[start of Task input]

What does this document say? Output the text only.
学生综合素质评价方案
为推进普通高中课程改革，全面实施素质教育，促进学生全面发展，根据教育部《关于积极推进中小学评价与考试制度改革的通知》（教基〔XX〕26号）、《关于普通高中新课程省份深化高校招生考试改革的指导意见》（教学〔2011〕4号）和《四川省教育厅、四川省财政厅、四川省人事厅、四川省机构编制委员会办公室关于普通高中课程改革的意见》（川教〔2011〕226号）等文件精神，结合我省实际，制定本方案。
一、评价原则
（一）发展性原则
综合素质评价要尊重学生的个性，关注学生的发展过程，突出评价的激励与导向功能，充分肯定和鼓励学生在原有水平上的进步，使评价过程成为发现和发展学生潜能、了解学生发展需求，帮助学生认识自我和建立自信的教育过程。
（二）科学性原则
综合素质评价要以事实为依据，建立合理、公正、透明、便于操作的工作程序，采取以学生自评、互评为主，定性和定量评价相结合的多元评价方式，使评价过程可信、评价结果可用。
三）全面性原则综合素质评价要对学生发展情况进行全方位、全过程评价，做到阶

[end of Task input]
[start of Task input]

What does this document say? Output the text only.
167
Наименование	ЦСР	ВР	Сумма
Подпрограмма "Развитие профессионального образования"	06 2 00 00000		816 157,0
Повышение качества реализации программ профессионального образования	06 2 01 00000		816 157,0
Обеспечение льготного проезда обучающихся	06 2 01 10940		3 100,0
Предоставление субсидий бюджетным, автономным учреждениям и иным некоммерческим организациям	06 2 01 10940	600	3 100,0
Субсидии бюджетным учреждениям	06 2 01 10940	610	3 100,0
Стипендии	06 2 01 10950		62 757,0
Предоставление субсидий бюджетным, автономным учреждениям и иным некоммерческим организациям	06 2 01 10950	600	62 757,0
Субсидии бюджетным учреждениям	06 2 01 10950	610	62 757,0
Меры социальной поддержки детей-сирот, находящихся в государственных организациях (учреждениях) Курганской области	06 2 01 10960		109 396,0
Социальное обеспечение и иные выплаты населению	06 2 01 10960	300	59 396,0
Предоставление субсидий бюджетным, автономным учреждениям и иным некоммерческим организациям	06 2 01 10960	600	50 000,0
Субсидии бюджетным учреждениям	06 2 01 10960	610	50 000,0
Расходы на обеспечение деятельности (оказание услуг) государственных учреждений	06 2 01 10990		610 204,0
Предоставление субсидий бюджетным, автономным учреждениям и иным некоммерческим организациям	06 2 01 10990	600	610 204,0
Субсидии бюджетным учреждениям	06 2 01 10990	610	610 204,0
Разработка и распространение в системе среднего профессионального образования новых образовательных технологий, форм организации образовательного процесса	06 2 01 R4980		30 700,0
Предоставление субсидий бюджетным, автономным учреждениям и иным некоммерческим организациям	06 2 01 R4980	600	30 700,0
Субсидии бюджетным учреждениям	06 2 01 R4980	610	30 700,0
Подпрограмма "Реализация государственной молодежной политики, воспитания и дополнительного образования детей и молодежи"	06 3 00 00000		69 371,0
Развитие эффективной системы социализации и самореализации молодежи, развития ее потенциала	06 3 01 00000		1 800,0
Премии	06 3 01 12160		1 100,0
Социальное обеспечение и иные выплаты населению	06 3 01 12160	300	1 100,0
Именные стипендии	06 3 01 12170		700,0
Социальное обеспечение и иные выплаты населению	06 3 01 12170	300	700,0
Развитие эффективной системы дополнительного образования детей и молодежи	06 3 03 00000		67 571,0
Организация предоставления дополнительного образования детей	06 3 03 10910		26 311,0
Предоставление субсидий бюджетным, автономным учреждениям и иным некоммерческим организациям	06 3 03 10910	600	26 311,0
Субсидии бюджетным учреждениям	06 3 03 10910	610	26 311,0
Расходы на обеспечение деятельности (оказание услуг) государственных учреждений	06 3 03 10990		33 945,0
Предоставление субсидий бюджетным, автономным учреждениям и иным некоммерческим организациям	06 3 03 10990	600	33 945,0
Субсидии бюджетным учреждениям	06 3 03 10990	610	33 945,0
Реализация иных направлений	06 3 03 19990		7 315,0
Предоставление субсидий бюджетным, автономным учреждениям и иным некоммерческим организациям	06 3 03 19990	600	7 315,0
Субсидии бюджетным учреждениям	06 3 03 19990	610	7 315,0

[end of Task input]

> **Written request**
In the entries above, identify every line with the word "населению". Copy those lines.

> **Answer below**
Социальное обеспечение и иные выплаты населению	06 2 01 10960	300	59 396,0
Социальное обеспечение и иные выплаты населению	06 3 01 12160	300	1 100,0
Социальное обеспечение и иные выплаты населению	06 3 01 12170	300	700,0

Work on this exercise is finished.